**MATERIAL TO PROCESS**
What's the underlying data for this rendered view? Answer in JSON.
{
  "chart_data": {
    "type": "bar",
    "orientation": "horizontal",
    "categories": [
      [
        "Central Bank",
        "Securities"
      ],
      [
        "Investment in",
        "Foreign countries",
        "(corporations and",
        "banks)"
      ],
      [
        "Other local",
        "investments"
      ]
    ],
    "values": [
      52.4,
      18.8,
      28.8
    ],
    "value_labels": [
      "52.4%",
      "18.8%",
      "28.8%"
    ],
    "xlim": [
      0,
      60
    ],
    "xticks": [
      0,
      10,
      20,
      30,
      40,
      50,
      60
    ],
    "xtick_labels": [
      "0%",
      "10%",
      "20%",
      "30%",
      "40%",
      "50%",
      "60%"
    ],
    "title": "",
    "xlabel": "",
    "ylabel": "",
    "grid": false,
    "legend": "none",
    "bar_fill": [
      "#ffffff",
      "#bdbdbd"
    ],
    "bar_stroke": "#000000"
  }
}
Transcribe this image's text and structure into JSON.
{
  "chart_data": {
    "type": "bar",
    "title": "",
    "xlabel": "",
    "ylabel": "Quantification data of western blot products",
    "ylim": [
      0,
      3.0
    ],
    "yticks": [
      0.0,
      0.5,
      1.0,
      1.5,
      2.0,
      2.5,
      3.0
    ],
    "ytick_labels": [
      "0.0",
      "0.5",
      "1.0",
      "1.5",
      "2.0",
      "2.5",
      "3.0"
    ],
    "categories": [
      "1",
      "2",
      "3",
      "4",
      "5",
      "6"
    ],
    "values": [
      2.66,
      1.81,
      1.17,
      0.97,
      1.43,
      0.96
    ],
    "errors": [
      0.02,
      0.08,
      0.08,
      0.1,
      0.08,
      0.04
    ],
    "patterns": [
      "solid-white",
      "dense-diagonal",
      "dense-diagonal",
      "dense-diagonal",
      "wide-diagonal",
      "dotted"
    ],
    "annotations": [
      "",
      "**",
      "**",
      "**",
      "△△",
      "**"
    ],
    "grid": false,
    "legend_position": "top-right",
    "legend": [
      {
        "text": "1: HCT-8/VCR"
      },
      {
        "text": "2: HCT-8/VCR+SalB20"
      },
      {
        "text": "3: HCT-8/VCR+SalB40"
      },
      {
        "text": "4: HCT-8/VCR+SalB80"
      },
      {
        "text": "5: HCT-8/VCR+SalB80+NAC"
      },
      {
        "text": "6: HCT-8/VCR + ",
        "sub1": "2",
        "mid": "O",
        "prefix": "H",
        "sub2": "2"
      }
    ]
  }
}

**DIRECTIONS**
Print out every record again, exactly and in full.

**FINAL RESULT**
What's the underlying data for this rendered view? Answer in JSON.
{
  "chart_data": {
    "type": "bar",
    "orientation": "horizontal",
    "categories": [
      [
        "Central Bank",
        "Securities"
      ],
      [
        "Investment in",
        "Foreign countries",
        "(corporations and",
        "banks)"
      ],
      [
        "Other local",
        "investments"
      ]
    ],
    "values": [
      52.4,
      18.8,
      28.8
    ],
    "value_labels": [
      "52.4%",
      "18.8%",
      "28.8%"
    ],
    "xlim": [
      0,
      60
    ],
    "xticks": [
      0,
      10,
      20,
      30,
      40,
      50,
      60
    ],
    "xtick_labels": [
      "0%",
      "10%",
      "20%",
      "30%",
      "40%",
      "50%",
      "60%"
    ],
    "title": "",
    "xlabel": "",
    "ylabel": "",
    "grid": false,
    "legend": "none",
    "bar_fill": [
      "#ffffff",
      "#bdbdbd"
    ],
    "bar_stroke": "#000000"
  }
}
Transcribe this image's text and structure into JSON.
{
  "chart_data": {
    "type": "bar",
    "title": "",
    "xlabel": "",
    "ylabel": "Quantification data of western blot products",
    "ylim": [
      0,
      3.0
    ],
    "yticks": [
      0.0,
      0.5,
      1.0,
      1.5,
      2.0,
      2.5,
      3.0
    ],
    "ytick_labels": [
      "0.0",
      "0.5",
      "1.0",
      "1.5",
      "2.0",
      "2.5",
      "3.0"
    ],
    "categories": [
      "1",
      "2",
      "3",
      "4",
      "5",
      "6"
    ],
    "values": [
      2.66,
      1.81,
      1.17,
      0.97,
      1.43,
      0.96
    ],
    "errors": [
      0.02,
      0.08,
      0.08,
      0.1,
      0.08,
      0.04
    ],
    "patterns": [
      "solid-white",
      "dense-diagonal",
      "dense-diagonal",
      "dense-diagonal",
      "wide-diagonal",
      "dotted"
    ],
    "annotations": [
      "",
      "**",
      "**",
      "**",
      "△△",
      "**"
    ],
    "grid": false,
    "legend_position": "top-right",
    "legend": [
      {
        "text": "1: HCT-8/VCR"
      },
      {
        "text": "2: HCT-8/VCR+SalB20"
      },
      {
        "text": "3: HCT-8/VCR+SalB40"
      },
      {
        "text": "4: HCT-8/VCR+SalB80"
      },
      {
        "text": "5: HCT-8/VCR+SalB80+NAC"
      },
      {
        "text": "6: HCT-8/VCR + ",
        "sub1": "2",
        "mid": "O",
        "prefix": "H",
        "sub2": "2"
      }
    ]
  }
}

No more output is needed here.